EXERCISE AIM — In the material below, identify each line bearing the word "heavy". Reproduce those lines.

STORED DATA —
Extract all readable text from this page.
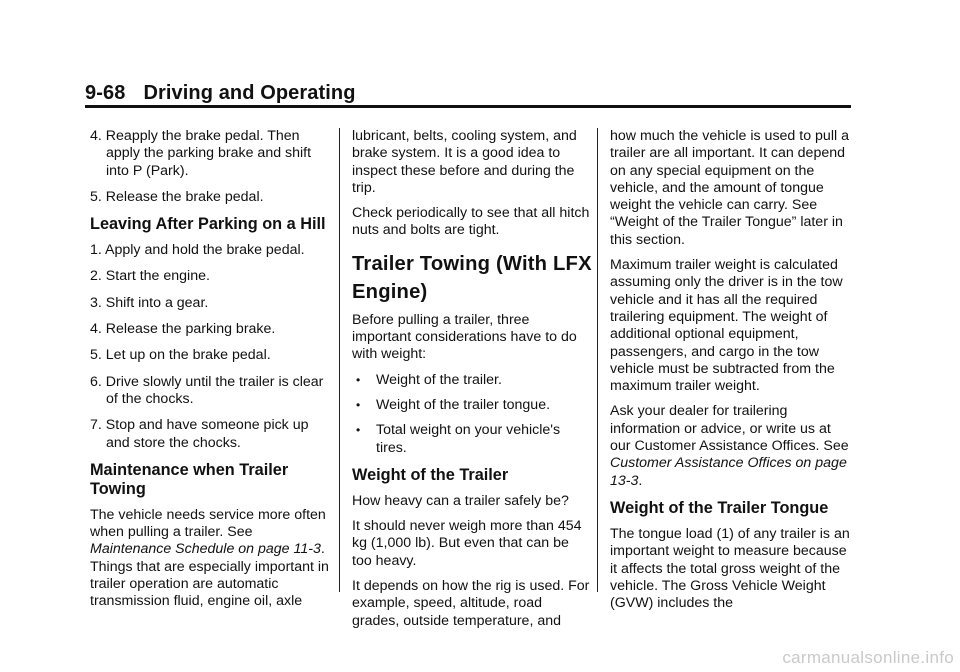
9-68 Driving and Operating

4. Reapply the brake pedal. Then apply the parking brake and shift into P (Park).

5. Release the brake pedal.

Leaving After Parking on a Hill

1. Apply and hold the brake pedal.

2. Start the engine.

3. Shift into a gear.

4. Release the parking brake.

5. Let up on the brake pedal.

6. Drive slowly until the trailer is clear of the chocks.

7. Stop and have someone pick up and store the chocks.

Maintenance when Trailer Towing

The vehicle needs service more often when pulling a trailer. See Maintenance Schedule on page 11-3. Things that are especially important in trailer operation are automatic transmission fluid, engine oil, axle

lubricant, belts, cooling system, and brake system. It is a good idea to inspect these before and during the trip.

Check periodically to see that all hitch nuts and bolts are tight.

Trailer Towing (With LFX Engine)

Before pulling a trailer, three important considerations have to do with weight:

• Weight of the trailer.
• Weight of the trailer tongue.
• Total weight on your vehicle's tires.
Weight of the Trailer

How heavy can a trailer safely be?

It should never weigh more than 454 kg (1,000 lb). But even that can be too heavy.

It depends on how the rig is used. For example, speed, altitude, road grades, outside temperature, and

how much the vehicle is used to pull a trailer are all important. It can depend on any special equipment on the vehicle, and the amount of tongue weight the vehicle can carry. See “Weight of the Trailer Tongue” later in this section.

Maximum trailer weight is calculated assuming only the driver is in the tow vehicle and it has all the required trailering equipment. The weight of additional optional equipment, passengers, and cargo in the tow vehicle must be subtracted from the maximum trailer weight.

Ask your dealer for trailering information or advice, or write us at our Customer Assistance Offices. See Customer Assistance Offices on page 13-3.

Weight of the Trailer Tongue

The tongue load (1) of any trailer is an important weight to measure because it affects the total gross weight of the vehicle. The Gross Vehicle Weight (GVW) includes the

carmanualsonline.info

RESULT OF THIS TASK —
How heavy can a trailer safely be?
It should never weigh more than 454 kg (1,000 lb). But even that can be too heavy.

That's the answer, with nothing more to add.